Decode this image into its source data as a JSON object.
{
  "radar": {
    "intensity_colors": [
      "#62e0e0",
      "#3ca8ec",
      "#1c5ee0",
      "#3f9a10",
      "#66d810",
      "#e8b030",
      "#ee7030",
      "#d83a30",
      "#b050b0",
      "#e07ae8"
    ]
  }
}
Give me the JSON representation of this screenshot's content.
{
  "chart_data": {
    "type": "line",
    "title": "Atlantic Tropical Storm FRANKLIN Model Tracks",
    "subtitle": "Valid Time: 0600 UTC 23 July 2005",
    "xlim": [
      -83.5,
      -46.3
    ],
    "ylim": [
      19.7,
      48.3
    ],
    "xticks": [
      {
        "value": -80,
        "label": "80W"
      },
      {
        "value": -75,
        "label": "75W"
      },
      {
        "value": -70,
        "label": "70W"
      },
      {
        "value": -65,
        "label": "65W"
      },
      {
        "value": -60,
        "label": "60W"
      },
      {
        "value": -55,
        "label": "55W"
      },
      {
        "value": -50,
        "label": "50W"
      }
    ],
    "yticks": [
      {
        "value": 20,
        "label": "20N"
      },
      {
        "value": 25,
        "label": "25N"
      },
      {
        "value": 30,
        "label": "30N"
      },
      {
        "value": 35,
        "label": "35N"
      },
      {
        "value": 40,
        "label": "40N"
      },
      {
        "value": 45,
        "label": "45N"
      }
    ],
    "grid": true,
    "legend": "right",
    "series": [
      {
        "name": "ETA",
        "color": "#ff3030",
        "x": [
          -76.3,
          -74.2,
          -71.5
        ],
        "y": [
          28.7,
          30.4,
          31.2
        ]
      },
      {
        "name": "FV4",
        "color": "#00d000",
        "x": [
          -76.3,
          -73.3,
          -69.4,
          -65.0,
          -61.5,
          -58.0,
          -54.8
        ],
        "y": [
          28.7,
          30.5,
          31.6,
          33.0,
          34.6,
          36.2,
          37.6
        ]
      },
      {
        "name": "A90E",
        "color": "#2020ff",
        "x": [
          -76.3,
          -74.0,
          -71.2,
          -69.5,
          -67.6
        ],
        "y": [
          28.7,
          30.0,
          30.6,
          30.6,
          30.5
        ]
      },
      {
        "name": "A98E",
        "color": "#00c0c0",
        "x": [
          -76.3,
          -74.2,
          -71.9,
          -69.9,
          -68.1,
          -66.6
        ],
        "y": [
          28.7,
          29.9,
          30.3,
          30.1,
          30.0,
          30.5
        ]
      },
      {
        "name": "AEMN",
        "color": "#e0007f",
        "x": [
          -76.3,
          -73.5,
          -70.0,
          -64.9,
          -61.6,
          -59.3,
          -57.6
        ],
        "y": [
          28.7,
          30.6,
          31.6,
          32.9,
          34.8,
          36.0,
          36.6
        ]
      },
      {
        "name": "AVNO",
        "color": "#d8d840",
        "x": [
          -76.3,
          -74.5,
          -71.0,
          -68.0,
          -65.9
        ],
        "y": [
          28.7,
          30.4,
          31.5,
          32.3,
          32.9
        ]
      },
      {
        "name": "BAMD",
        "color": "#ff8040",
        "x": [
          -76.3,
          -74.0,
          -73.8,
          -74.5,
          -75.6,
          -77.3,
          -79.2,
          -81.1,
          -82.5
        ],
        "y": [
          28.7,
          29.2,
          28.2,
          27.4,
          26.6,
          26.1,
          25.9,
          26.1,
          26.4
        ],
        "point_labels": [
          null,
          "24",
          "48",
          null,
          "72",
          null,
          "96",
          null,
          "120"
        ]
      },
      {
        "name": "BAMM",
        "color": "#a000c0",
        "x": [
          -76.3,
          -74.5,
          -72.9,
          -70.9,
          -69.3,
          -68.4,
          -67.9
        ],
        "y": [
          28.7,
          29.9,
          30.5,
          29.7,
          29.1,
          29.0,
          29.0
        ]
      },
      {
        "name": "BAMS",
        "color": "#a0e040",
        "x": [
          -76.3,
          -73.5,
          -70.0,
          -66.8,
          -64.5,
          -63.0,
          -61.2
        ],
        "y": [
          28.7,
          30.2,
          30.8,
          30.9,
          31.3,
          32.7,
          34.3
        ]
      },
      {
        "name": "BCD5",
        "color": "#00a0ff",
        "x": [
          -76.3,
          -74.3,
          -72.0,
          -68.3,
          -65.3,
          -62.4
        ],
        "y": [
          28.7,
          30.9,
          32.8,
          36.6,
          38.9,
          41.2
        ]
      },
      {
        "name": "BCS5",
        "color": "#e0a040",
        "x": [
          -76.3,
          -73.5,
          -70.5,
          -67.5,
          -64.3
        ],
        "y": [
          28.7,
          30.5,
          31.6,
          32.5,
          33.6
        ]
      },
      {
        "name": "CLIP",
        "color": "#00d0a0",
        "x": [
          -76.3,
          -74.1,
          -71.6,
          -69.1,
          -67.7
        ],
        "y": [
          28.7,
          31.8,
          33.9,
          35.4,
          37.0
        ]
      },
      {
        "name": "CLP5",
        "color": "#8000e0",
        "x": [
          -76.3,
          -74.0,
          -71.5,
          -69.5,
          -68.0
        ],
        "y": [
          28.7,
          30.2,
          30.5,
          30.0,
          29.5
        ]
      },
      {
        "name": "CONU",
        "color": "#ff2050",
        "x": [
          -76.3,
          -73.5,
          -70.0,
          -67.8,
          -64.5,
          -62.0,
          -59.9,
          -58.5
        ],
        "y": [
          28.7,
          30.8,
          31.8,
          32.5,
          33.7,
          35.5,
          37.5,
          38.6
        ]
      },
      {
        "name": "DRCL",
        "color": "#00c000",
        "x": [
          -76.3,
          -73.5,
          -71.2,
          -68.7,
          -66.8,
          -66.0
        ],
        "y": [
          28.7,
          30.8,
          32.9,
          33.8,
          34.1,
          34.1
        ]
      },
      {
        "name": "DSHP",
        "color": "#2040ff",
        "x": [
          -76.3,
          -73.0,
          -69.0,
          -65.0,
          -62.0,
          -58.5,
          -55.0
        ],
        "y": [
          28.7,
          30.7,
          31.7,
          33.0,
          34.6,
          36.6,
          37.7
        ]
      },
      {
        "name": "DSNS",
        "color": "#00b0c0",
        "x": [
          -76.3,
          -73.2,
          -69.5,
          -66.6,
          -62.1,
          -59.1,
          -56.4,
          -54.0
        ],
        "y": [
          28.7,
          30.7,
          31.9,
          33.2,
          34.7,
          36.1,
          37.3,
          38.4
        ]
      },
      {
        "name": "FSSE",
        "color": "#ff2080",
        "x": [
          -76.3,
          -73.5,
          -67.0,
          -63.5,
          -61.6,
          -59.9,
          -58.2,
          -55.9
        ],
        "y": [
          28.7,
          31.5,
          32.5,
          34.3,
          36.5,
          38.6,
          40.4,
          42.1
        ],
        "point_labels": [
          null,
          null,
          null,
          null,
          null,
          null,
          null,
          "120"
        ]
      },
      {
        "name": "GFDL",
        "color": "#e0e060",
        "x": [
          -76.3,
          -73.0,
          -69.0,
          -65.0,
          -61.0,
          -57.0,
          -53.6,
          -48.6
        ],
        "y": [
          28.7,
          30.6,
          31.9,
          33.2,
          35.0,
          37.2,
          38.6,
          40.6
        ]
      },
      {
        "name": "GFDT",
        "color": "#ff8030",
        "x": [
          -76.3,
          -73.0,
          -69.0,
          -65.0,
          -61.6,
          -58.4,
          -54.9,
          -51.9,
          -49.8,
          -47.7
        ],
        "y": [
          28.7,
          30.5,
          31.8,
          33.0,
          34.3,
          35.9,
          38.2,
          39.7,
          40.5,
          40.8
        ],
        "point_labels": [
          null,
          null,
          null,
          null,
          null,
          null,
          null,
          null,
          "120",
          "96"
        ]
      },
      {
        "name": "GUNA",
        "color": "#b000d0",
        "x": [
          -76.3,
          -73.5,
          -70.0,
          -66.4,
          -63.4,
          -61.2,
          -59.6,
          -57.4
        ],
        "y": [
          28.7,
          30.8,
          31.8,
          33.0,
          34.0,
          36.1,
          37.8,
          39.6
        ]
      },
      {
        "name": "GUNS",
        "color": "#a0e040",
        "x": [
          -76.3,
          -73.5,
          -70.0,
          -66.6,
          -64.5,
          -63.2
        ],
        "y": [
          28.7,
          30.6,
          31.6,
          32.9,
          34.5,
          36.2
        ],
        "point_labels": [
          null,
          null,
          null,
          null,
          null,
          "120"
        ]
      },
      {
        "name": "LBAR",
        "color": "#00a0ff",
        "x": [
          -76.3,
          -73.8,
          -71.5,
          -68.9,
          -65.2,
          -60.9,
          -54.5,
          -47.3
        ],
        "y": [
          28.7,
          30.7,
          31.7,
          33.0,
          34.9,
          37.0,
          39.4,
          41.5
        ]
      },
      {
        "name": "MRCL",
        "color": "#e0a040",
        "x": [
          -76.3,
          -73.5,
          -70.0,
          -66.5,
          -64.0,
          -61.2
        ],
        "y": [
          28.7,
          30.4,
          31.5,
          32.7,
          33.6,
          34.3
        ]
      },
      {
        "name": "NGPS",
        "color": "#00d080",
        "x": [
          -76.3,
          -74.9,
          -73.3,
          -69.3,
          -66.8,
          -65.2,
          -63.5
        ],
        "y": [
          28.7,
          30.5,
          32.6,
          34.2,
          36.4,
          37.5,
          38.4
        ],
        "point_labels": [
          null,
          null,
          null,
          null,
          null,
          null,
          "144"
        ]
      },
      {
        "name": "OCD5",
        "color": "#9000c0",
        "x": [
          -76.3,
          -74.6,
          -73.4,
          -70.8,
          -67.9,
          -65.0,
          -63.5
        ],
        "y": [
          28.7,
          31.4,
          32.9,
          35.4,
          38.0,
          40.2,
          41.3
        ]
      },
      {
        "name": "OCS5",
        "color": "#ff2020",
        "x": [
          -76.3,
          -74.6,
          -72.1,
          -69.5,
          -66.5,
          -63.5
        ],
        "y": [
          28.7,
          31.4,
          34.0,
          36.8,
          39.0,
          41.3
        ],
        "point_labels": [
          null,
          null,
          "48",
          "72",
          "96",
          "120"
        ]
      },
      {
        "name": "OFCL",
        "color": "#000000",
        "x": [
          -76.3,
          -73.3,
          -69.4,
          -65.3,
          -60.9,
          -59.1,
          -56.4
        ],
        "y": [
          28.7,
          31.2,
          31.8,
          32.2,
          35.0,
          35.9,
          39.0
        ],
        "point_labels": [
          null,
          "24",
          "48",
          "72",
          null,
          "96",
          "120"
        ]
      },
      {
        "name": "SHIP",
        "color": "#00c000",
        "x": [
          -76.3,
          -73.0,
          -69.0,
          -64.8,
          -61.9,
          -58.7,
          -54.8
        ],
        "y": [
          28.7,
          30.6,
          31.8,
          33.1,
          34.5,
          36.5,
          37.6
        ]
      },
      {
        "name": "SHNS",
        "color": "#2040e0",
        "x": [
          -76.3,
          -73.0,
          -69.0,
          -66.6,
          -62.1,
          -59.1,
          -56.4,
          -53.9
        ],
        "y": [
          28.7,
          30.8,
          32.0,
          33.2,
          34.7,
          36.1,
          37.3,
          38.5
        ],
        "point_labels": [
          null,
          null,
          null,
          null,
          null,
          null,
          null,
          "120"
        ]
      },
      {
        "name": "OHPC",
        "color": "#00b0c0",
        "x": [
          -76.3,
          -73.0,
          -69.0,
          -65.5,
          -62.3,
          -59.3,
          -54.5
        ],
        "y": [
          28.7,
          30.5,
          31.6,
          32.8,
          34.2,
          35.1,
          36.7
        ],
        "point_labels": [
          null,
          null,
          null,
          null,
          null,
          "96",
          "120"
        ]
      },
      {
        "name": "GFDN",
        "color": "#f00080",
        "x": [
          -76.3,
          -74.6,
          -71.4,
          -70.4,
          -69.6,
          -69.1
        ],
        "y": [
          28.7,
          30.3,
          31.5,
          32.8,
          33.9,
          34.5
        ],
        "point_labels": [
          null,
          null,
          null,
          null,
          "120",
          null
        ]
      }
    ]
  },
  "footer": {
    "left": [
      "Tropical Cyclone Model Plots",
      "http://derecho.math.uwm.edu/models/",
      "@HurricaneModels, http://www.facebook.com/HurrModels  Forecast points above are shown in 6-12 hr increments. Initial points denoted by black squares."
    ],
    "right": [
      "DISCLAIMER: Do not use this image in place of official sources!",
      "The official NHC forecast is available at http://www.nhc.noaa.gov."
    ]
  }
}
☆ ☆ ☆ ☆ ☆
> [Do this]:
Copy each line in the data that holds the word "JSON".

> [Exercise answer]:
Decode this image into its source data as a JSON object.
Give me the JSON representation of this screenshot's content.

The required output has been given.